#### Extracted text
########################################

Let's never stand back and blame the victim, because it is just too threatening to think that behind closed doors someone might be under a cloud of such mental abuse that it tips them over to appear to act, or even outright act, irrationally.

Sexual abuse does occur behind closed doors, and even in a marriage or partnership, rape is rape. Sexual intercourse should be consensual always, no matter whose in bed with who each night.

Sexual abuse of children is never, ever acceptable and we need to guard the children of our world and nation by giving them the voice to speak to someone they trust, rather than keep them in a pit of shame and silence, because who should have been their primary caregiver proved to be their first or primary abuser.

There are those who don't like to know that there can be such skeletons in any given wider family circle, particularly their own. Yet, the desire to not know about them, or to acknowledge them, simply do not make them disappear and not exist.

########################################

#### Items
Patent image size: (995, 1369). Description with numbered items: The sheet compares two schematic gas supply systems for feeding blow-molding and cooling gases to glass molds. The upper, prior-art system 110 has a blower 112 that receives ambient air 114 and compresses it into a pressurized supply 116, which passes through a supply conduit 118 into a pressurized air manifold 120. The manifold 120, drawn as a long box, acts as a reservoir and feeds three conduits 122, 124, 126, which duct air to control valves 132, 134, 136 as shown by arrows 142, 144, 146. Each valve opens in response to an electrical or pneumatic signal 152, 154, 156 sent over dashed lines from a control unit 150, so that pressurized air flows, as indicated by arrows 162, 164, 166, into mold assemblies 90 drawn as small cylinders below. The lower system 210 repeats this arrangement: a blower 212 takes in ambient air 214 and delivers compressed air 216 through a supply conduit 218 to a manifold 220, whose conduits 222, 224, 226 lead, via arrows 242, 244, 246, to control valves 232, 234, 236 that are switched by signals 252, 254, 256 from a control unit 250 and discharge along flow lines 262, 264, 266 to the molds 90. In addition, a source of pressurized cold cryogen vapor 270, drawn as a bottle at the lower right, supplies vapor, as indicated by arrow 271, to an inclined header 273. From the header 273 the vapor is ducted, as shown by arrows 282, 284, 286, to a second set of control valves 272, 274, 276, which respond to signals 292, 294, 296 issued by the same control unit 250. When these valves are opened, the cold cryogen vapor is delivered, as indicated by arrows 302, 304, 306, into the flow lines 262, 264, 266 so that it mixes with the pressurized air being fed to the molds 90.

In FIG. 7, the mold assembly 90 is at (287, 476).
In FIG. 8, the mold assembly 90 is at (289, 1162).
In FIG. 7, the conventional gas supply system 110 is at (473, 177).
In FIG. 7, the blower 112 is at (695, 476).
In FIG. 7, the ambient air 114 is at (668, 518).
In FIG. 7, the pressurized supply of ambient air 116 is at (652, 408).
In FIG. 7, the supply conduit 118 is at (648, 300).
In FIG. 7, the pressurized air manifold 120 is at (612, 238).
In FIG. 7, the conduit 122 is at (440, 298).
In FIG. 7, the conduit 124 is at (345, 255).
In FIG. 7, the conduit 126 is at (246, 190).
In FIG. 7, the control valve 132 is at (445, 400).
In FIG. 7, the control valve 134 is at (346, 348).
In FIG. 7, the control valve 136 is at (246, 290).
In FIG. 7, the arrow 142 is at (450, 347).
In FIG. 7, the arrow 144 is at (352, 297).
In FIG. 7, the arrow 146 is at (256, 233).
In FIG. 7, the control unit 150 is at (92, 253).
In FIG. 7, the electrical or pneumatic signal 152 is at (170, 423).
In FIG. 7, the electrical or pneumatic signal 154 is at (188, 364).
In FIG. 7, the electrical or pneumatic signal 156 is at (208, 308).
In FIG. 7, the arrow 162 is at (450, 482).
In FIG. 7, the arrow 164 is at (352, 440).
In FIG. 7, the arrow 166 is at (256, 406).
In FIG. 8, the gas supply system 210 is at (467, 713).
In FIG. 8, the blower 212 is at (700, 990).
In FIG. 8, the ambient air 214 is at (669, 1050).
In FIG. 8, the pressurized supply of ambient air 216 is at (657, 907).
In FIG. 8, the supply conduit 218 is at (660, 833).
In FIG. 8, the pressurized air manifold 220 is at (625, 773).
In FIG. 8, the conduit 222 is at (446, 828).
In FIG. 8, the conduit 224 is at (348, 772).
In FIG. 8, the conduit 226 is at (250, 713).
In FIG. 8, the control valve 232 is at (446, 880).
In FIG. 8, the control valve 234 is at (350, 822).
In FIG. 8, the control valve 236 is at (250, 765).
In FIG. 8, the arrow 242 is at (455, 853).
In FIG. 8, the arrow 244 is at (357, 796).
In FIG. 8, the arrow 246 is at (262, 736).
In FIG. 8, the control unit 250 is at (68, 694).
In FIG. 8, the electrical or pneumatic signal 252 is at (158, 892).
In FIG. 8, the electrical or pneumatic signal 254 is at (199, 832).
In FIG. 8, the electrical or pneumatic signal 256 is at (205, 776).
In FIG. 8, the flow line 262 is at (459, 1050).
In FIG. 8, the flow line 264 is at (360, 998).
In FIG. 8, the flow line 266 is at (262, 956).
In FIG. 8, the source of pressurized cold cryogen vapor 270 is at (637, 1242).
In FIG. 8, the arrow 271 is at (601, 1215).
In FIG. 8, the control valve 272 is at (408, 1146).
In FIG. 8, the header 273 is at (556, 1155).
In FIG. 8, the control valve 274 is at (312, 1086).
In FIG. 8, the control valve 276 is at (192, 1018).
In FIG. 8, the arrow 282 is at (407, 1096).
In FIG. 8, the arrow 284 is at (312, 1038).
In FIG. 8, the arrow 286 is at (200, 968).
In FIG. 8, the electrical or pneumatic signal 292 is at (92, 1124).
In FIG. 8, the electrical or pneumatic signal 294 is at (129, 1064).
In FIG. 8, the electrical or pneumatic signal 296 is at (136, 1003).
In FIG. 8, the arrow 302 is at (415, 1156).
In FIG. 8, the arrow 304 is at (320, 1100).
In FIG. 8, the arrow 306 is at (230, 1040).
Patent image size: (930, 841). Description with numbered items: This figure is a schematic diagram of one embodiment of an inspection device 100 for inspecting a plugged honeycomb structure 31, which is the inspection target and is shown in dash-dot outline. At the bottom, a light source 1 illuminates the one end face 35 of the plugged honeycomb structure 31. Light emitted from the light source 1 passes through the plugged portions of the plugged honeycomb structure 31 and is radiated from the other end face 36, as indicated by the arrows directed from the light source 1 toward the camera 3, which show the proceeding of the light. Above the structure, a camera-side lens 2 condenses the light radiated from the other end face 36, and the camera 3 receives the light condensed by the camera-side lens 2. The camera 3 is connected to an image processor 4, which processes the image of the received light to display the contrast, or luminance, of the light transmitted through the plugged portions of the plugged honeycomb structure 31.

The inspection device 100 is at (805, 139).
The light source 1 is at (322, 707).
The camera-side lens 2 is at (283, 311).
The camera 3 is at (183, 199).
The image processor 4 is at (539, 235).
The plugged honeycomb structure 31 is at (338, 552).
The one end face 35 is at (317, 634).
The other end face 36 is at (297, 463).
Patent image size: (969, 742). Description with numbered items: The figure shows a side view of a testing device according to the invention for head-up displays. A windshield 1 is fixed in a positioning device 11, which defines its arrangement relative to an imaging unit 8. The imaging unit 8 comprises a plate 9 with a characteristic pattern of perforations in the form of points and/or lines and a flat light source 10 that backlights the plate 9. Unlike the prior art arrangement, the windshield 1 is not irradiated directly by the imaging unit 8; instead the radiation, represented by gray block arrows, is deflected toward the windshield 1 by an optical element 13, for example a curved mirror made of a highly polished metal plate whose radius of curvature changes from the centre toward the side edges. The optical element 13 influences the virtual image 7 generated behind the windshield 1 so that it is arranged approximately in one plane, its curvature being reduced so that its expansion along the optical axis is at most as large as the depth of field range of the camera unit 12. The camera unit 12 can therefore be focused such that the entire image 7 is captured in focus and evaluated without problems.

########################################

#### Given task
Proceed with the passage on abuse hidden behind closed doors, picking up directly after its final sentence.

#### Final answer
It can suit our own sense of balance and security to simply turn a blind eye, or even accept at face value, stories spun about why families parted and why a spouse or partner allegedly left. Such attempts at ignorance however are not bliss for those at the receiving end of domestic abuse. Nor does it actually make the victim less of a victim, and less in need of the wider community's actual support and help to get to safety.


The truth of the matter is, that there are no advantages to trying to hush away and avoid the untold realities, the undisclosed traumas and heartaches, that are often behind a woman and her children leaving their family home.

Society as a whole greatly loses each and every time a family situation has become so difficult, that yet again, another family unit has dissolved due to it becoming so dysfunctional, so broken and so disengaged to the point of no return.

Those behind this latest shelter, for the protection of family pets and domestic animals, have finally put in place what has been long needed.

They have acknowledged and done the work to solve one of the key issues that can exist for a number of people, who are needing to leave an unsafe and unhealthy family home and environment as soon as possible.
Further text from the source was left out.